Begin PROVIDED MATERIAL
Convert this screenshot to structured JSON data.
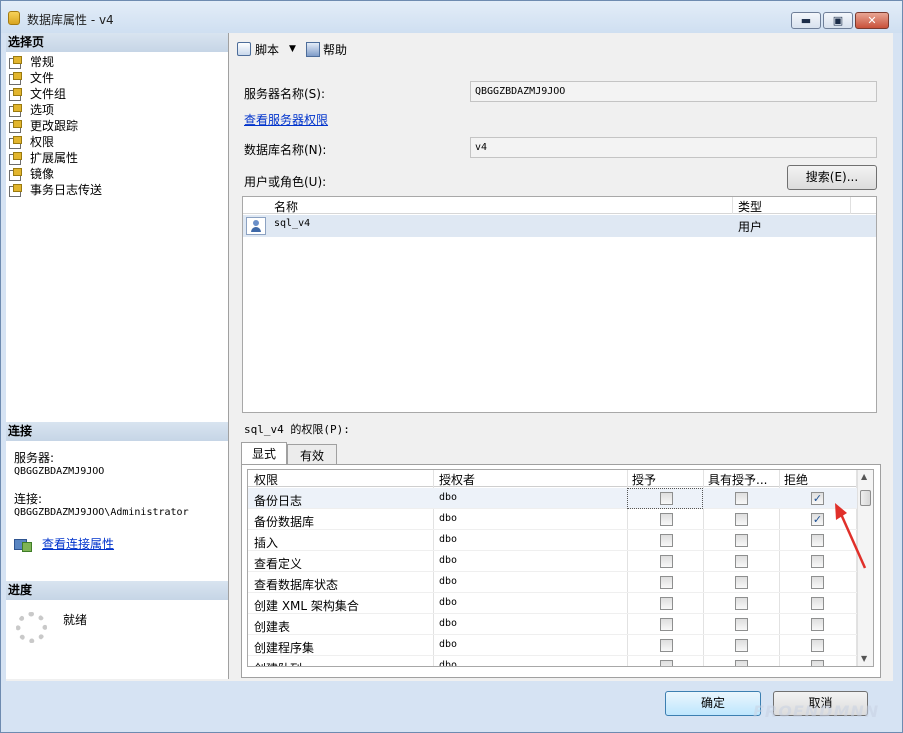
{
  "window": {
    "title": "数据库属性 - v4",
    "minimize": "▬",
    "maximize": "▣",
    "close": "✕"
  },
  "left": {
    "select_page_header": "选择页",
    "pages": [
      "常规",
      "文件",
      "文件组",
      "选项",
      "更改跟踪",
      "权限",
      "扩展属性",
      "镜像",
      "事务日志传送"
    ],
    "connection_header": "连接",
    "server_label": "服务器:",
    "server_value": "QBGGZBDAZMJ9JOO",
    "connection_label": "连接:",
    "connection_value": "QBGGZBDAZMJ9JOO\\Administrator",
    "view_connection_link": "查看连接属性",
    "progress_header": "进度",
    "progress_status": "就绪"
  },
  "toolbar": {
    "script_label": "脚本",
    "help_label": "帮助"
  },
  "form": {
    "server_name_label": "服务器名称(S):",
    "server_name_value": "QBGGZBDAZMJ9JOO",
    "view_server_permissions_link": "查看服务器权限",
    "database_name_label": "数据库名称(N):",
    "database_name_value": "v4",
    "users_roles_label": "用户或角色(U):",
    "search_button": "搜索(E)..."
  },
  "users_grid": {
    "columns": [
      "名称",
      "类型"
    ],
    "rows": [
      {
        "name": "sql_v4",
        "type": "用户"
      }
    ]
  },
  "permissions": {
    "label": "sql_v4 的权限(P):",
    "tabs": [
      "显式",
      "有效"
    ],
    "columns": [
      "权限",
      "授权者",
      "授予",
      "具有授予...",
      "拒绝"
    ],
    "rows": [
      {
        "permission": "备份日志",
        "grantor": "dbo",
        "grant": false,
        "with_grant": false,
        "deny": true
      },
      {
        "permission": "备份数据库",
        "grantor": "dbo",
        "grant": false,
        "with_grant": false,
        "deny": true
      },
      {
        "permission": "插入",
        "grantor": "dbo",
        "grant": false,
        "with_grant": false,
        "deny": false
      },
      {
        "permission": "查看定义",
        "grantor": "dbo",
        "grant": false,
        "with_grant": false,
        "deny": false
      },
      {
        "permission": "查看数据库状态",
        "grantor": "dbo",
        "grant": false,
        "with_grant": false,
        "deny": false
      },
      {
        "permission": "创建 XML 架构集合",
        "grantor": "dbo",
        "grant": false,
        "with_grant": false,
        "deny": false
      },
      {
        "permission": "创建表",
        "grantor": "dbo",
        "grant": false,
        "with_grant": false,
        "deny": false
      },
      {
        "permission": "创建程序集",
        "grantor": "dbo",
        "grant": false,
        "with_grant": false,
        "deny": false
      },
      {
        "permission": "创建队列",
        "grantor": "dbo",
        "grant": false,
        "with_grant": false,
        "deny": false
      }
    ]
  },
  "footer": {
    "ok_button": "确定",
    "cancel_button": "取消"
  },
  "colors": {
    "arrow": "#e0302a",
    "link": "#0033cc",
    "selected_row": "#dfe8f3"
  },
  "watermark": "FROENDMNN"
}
End PROVIDED MATERIAL
Begin PROVIDED MATERIAL
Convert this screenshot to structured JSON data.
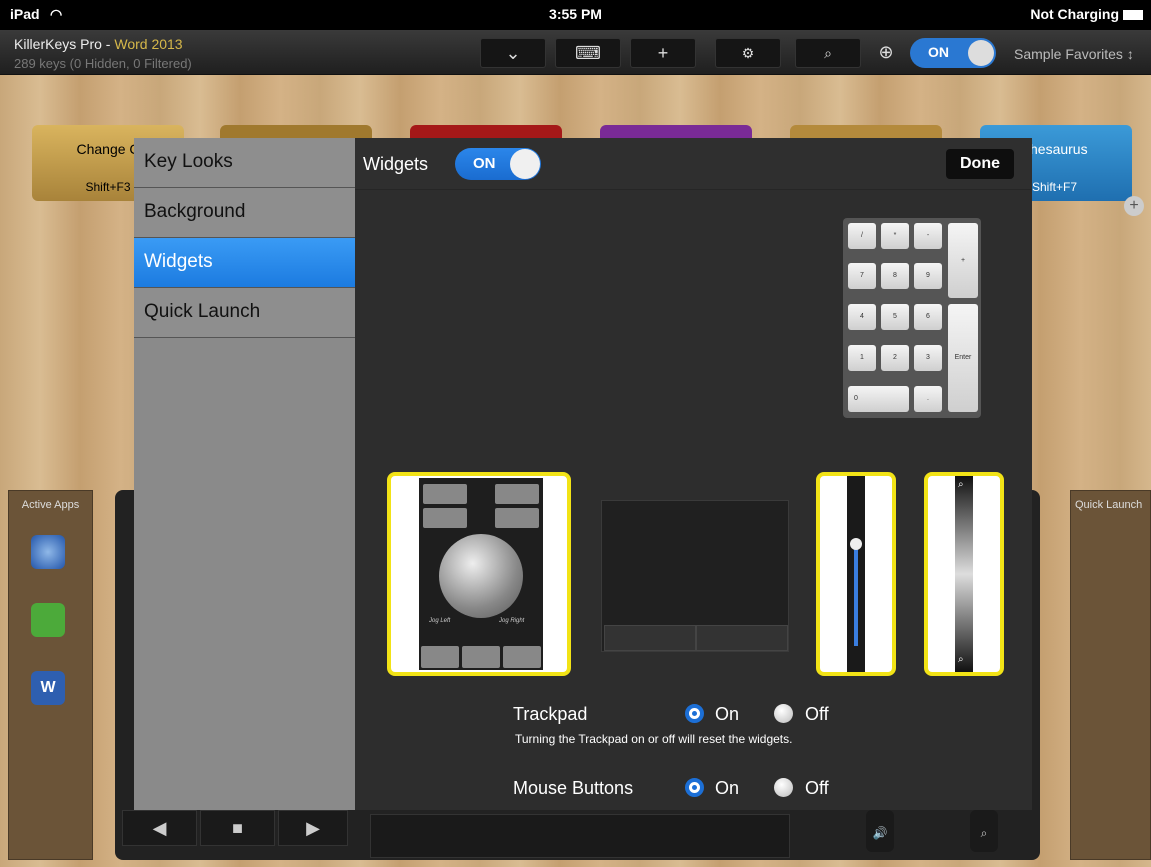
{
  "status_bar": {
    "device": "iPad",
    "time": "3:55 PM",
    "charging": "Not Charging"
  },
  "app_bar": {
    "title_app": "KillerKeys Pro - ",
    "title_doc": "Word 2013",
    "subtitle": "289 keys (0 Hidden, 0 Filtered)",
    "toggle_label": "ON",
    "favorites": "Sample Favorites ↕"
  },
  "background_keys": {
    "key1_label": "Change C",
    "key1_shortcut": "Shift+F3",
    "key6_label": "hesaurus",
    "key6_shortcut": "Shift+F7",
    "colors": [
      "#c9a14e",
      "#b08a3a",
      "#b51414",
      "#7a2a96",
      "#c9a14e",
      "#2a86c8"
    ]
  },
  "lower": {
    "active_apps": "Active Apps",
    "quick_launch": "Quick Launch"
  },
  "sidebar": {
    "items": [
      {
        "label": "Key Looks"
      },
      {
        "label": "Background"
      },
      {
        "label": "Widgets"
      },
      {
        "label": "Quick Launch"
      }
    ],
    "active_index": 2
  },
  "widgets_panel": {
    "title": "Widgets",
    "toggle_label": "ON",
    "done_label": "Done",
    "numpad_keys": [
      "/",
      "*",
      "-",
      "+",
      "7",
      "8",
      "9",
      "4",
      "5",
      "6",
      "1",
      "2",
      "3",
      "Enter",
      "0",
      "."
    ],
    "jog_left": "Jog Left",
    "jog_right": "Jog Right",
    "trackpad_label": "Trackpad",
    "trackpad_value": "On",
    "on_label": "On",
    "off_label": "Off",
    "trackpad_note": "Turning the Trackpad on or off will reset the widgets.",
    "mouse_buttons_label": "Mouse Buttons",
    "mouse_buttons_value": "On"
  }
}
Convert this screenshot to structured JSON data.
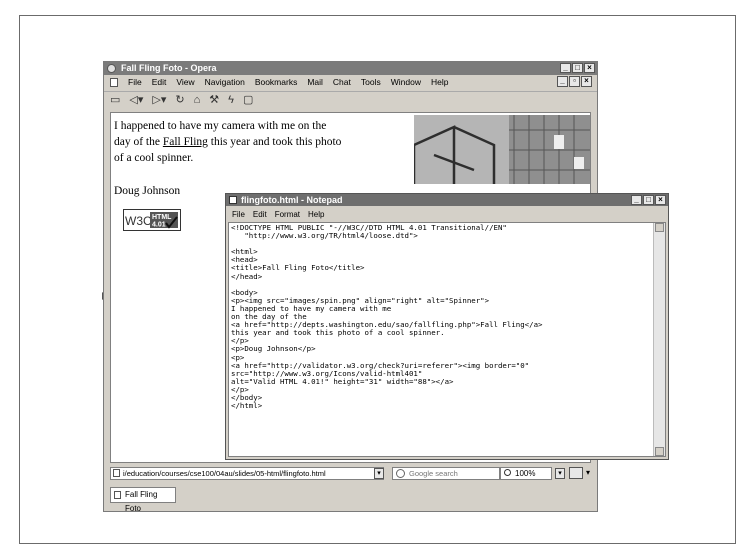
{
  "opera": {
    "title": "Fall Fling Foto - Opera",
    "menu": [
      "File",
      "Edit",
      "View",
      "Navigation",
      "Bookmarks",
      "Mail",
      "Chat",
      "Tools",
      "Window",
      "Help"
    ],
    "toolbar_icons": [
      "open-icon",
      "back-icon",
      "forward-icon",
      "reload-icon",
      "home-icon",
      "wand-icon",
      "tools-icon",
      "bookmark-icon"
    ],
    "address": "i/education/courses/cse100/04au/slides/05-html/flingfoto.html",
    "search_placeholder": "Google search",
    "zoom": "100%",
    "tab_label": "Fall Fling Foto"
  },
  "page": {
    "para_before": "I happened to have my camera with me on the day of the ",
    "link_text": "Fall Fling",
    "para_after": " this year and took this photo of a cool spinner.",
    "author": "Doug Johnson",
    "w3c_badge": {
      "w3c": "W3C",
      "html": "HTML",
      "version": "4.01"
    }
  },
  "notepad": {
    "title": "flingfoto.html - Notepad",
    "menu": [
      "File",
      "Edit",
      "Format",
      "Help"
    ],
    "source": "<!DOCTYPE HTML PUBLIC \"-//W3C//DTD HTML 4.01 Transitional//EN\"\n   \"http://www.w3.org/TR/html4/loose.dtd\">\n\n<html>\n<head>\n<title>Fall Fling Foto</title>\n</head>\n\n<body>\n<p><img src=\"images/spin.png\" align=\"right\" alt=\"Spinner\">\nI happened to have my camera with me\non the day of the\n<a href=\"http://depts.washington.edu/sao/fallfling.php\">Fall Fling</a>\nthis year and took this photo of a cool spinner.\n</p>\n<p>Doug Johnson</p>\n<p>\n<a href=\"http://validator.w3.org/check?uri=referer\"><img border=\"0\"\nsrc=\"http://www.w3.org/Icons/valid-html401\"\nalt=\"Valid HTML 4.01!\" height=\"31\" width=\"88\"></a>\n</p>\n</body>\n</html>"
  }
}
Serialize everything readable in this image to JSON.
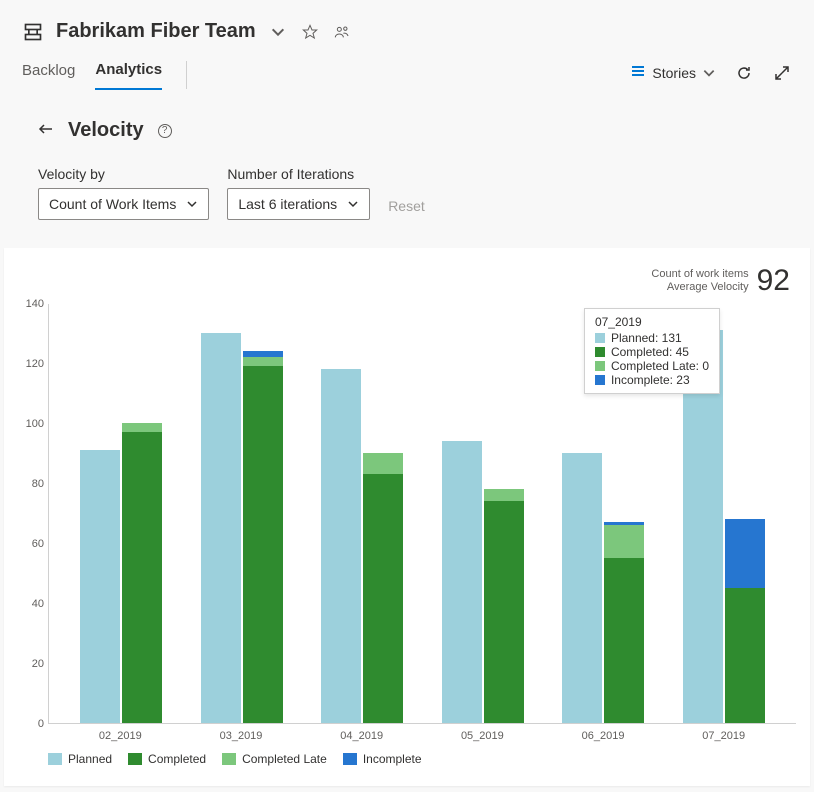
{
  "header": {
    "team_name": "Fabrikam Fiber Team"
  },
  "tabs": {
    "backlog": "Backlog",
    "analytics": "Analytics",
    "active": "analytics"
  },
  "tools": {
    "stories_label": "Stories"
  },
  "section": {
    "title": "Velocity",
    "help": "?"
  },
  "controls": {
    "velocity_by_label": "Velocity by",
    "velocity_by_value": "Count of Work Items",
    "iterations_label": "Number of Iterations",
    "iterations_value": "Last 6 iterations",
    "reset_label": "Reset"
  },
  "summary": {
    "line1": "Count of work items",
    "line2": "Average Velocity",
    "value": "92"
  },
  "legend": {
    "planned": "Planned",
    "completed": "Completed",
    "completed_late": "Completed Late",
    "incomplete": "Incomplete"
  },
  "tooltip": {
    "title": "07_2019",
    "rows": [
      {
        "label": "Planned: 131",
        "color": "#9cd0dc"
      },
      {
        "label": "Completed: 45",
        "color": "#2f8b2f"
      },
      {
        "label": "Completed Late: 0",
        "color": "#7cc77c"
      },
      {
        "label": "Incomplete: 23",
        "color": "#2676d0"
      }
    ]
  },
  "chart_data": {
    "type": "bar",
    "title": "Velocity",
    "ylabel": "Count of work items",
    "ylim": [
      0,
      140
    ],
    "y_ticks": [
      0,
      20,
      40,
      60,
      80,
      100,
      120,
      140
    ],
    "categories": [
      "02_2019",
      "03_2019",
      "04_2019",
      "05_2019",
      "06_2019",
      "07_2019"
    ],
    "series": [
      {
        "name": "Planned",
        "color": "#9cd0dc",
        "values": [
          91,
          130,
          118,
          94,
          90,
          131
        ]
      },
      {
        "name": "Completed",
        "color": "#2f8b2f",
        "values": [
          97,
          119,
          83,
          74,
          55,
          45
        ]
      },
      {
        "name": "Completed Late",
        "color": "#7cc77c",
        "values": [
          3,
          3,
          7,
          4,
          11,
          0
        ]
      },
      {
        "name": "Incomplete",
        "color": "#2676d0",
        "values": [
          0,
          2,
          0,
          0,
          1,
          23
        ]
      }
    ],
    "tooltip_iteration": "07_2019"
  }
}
End PROVIDED MATERIAL
# [WHAT YOU HAVE TO DO]
Look over the records above and copy each line that includes the string "Incomplete".

# [TASK RESULT]
    "incomplete": "Incomplete"
        "label": "Incomplete: 23",
        "name": "Incomplete",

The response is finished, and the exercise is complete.